◆ **EXERCISE AIM**: Show every line below where "NEVILLE" can be found.

-- start MATERIAL TO PROCESS --

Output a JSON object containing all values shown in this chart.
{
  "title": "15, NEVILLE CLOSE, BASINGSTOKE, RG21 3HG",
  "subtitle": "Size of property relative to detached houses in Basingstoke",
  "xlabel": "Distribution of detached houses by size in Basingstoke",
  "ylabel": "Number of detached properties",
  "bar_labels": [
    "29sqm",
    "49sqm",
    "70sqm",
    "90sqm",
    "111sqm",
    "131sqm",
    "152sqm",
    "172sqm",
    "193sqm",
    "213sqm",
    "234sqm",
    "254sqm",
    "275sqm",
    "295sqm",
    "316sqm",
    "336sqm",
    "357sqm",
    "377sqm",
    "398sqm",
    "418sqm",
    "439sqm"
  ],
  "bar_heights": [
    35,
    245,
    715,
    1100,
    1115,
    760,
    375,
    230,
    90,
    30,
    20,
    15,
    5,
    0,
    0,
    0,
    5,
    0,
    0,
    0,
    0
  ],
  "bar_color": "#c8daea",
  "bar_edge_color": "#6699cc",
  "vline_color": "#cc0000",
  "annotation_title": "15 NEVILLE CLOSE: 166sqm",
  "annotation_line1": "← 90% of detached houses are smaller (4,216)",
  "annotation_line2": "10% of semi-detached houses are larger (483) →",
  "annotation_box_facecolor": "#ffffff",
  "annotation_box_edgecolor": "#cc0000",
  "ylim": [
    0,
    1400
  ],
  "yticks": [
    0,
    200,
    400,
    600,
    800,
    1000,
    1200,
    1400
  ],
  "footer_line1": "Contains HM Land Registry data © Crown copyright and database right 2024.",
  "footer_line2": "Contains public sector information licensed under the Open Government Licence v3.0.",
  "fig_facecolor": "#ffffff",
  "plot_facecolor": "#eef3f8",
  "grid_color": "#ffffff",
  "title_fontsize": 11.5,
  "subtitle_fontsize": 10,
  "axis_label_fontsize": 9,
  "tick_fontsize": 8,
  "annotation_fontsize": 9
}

-- end MATERIAL TO PROCESS --

◆ **RESULT FOR THIS EXERCISE**:
  "title": "15, NEVILLE CLOSE, BASINGSTOKE, RG21 3HG",
  "annotation_title": "15 NEVILLE CLOSE: 166sqm",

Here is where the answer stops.